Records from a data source
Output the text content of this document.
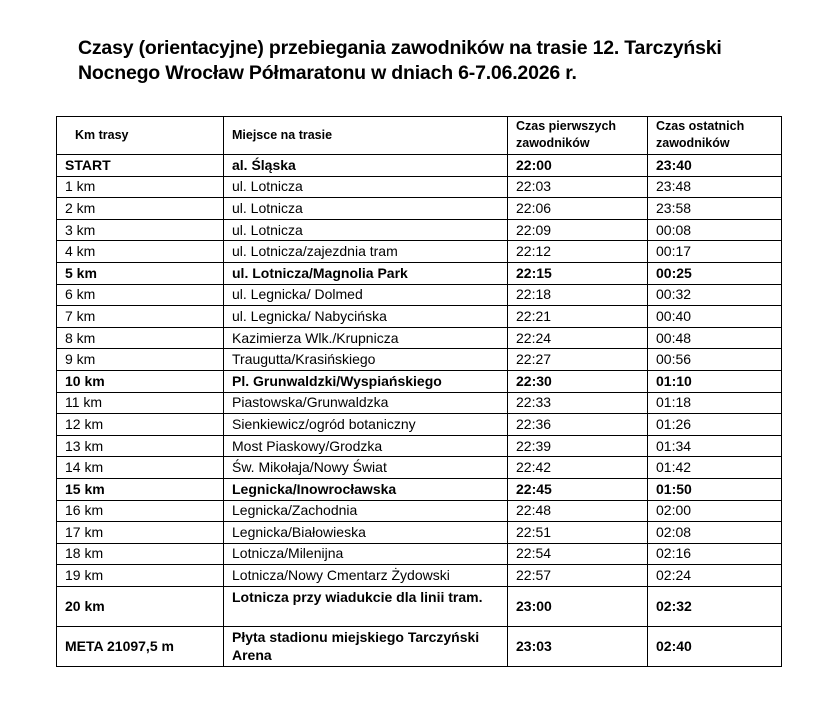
Czasy (orientacyjne) przebiegania zawodników na trasie 12. Tarczyński Nocnego Wrocław Półmaratonu w dniach 6-7.06.2026 r.
Km trasy	Miejsce na trasie	Czas pierwszych zawodników	Czas ostatnich zawodników
START	al. Śląska	22:00	23:40
1 km	ul. Lotnicza	22:03	23:48
2 km	ul. Lotnicza	22:06	23:58
3 km	ul. Lotnicza	22:09	00:08
4 km	ul. Lotnicza/zajezdnia tram	22:12	00:17
5 km	ul. Lotnicza/Magnolia Park	22:15	00:25
6 km	ul. Legnicka/ Dolmed	22:18	00:32
7 km	ul. Legnicka/ Nabycińska	22:21	00:40
8 km	Kazimierza Wlk./Krupnicza	22:24	00:48
9 km	Traugutta/Krasińskiego	22:27	00:56
10 km	Pl. Grunwaldzki/Wyspiańskiego	22:30	01:10
11 km	Piastowska/Grunwaldzka	22:33	01:18
12 km	Sienkiewicz/ogród botaniczny	22:36	01:26
13 km	Most Piaskowy/Grodzka	22:39	01:34
14 km	Św. Mikołaja/Nowy Świat	22:42	01:42
15 km	Legnicka/Inowrocławska	22:45	01:50
16 km	Legnicka/Zachodnia	22:48	02:00
17 km	Legnicka/Białowieska	22:51	02:08
18 km	Lotnicza/Milenijna	22:54	02:16
19 km	Lotnicza/Nowy Cmentarz Żydowski	22:57	02:24
20 km	Lotnicza przy wiadukcie dla linii tram.	23:00	02:32
META 21097,5 m	Płyta stadionu miejskiego Tarczyński Arena	23:03	02:40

**SHORT PROBLEM**
Copy out each line of the entries that holds "zawodników".

**ANSWER TO THE PROBLEM**
Czasy (orientacyjne) przebiegania zawodników na trasie 12. Tarczyński Nocnego Wrocław Półmaratonu w dniach 6-7.06.2026 r.
Km trasy	Miejsce na trasie	Czas pierwszych zawodników	Czas ostatnich zawodników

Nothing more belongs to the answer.